[BEGIN DOCUMENT SEGMENT]
Similarity
Calculate cosine similarity between embeddings to find the most relevant content based on semantic meaning.
Common Properties
- Name - The custom name of the node.
- Color - The custom color of the node.
- Delay Before (sec) - Waits in seconds before executing the node.
- Delay After (sec) - Waits in seconds after executing node.
- Continue On Error - Automation will continue regardless of any error. Default: false.
Inputs
- Connection Id - Connection identifier (required for consistency).
- Search Embeddings CSV - Path to CSV file with search query embedding (first row used).
- Content Embeddings CSV - Path to CSV file with content embeddings to search against.
- Use Robomotion AI Credits - Use Robomotion credits.
Options
- Matches - Number of top similarity matches to return. Default: 5.
Outputs
- Similarity - Object with two properties:
- content: Map of index to content text
- similarity: Map of index to similarity score (0-1)
How It Works
Finds the most similar content using cosine similarity:
- Reads search query embedding from first CSV
- Reads all content embeddings from second CSV
- Calculates cosine similarity between query and each content
- Sorts by similarity (highest first)
- Returns top N matches
CSV Format
Expected CSV structure:
index,content,tokens,model,embedding
0,"First document","150","text-embedding-3-small","[0.023,-0.015,...]"
1,"Second document","200","text-embedding-3-small","[0.012,-0.034,...]"
Usage Example
Input:
- Search Embeddings CSV: "/tmp/query_embedding.csv"
- Content Embeddings CSV: "/tmp/knowledge_base.csv"
- Matches: 3
Output:
- Similarity: {
content: {
"42": "Document about password reset...",
"17": "Guide to account recovery...",
"89": "Security best practices..."
},
similarity: {
"42": 0.92,
"17": 0.87,
"89": 0.83
}
}
Use Cases
- Semantic Search: Find relevant documents based on meaning
- FAQ Matching: Match user questions to similar FAQs
- Content Recommendation: Suggest similar articles or products
- Duplicate Detection: Find similar or duplicate content
Tips for RPA Developers
- CSV Generation: First generate embeddings and save to CSV, then use this node for similarity search
- Performance: Suitable for thousands of embeddings. For millions, use specialized vector databases
- Similarity Scores: Scores range from 0 (unrelated) to 1 (identical)
- Matches: Start with 5-10 matches for most use cases
Common Errors
"Search Embeddings CSV cannot be empty"
- Provide path to CSV with query embedding
"Content Embeddings CSV does not exist"
- Verify the file path is correct
[END DOCUMENT SEGMENT]
[BEGIN RECORDS]
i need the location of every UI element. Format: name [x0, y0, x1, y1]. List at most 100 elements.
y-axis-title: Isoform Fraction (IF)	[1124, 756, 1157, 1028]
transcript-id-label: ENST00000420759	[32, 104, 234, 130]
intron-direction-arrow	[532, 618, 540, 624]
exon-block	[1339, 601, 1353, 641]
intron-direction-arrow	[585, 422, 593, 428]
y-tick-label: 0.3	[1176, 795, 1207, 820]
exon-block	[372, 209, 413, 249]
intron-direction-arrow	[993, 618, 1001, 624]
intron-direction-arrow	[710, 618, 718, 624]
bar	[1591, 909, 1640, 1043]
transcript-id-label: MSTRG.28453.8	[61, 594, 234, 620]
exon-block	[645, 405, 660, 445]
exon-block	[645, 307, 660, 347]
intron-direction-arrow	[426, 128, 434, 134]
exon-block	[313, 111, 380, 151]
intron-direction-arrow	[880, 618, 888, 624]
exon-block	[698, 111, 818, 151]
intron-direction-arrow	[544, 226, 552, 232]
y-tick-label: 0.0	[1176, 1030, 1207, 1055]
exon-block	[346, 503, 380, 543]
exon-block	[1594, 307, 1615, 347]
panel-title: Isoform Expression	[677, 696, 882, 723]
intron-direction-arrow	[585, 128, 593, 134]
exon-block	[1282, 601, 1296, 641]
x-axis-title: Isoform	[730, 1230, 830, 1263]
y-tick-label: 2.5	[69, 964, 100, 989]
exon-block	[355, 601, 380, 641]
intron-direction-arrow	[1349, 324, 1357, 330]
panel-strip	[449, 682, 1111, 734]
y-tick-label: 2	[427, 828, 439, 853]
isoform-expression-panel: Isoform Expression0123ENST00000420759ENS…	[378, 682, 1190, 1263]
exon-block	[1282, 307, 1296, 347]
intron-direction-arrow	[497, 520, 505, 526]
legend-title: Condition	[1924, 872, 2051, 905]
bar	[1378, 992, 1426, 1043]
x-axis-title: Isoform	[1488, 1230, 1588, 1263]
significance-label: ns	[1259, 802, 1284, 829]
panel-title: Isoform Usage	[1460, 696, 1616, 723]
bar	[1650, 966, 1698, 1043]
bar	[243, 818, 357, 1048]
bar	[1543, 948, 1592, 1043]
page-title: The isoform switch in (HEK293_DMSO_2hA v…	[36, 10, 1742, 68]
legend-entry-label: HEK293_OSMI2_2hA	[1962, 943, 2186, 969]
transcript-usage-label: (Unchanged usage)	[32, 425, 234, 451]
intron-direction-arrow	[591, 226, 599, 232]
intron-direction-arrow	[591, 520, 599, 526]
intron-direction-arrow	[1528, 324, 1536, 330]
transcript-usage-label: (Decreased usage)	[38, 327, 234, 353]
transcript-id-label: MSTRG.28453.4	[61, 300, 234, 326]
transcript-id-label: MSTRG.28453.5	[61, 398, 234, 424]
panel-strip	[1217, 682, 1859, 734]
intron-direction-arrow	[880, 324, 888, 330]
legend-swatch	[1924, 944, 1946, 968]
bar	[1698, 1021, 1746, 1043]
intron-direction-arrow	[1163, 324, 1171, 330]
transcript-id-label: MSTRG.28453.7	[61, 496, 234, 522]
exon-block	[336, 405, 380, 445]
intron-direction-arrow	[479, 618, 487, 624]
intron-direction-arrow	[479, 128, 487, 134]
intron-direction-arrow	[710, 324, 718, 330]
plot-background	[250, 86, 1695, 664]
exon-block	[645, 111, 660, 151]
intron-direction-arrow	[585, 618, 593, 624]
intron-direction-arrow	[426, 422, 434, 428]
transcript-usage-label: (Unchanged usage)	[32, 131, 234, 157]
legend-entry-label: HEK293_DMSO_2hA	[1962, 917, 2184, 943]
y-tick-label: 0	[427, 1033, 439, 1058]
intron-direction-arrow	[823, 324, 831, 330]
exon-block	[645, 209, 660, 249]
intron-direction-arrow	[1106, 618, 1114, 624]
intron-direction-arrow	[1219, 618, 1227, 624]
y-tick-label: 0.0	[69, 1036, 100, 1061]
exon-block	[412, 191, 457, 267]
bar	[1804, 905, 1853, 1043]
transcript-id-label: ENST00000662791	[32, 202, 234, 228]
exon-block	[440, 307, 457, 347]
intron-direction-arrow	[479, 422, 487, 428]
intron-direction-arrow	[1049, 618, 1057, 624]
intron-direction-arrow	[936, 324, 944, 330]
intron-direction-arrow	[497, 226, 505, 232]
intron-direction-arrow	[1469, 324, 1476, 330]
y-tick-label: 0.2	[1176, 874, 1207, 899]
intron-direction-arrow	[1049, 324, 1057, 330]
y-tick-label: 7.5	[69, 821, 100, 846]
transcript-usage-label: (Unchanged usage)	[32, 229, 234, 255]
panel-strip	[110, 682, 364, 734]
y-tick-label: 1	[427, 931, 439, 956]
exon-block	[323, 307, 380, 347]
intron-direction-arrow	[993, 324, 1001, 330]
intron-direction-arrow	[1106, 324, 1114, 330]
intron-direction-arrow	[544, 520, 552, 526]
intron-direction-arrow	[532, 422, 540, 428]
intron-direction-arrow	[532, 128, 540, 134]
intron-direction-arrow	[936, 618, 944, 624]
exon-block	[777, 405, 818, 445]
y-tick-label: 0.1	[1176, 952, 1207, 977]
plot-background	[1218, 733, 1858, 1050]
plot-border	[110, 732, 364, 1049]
[END RECORDS]
• GIVEN INSTRUCTION A
From the similarity documentation, transcribe the part that opens with the words containing "Common Properties" and closes with "(first row used).".
• GIVEN INSTRUCTION B
Using the similarity documentation, explain why the node has a Connection Id input.

• FULL ANSWER A
Common Properties
- Name - The custom name of the node.
- Color - The custom color of the node.
- Delay Before (sec) - Waits in seconds before executing the node.
- Delay After (sec) - Waits in seconds after executing node.
- Continue On Error - Automation will continue regardless of any error. Default: false.
Inputs
- Connection Id - Connection identifier (required for consistency).
- Search Embeddings CSV - Path to CSV file with search query embedding (first row used).

• FULL ANSWER B
The Connection Id is a connection identifier, and the documentation says it is required for consistency.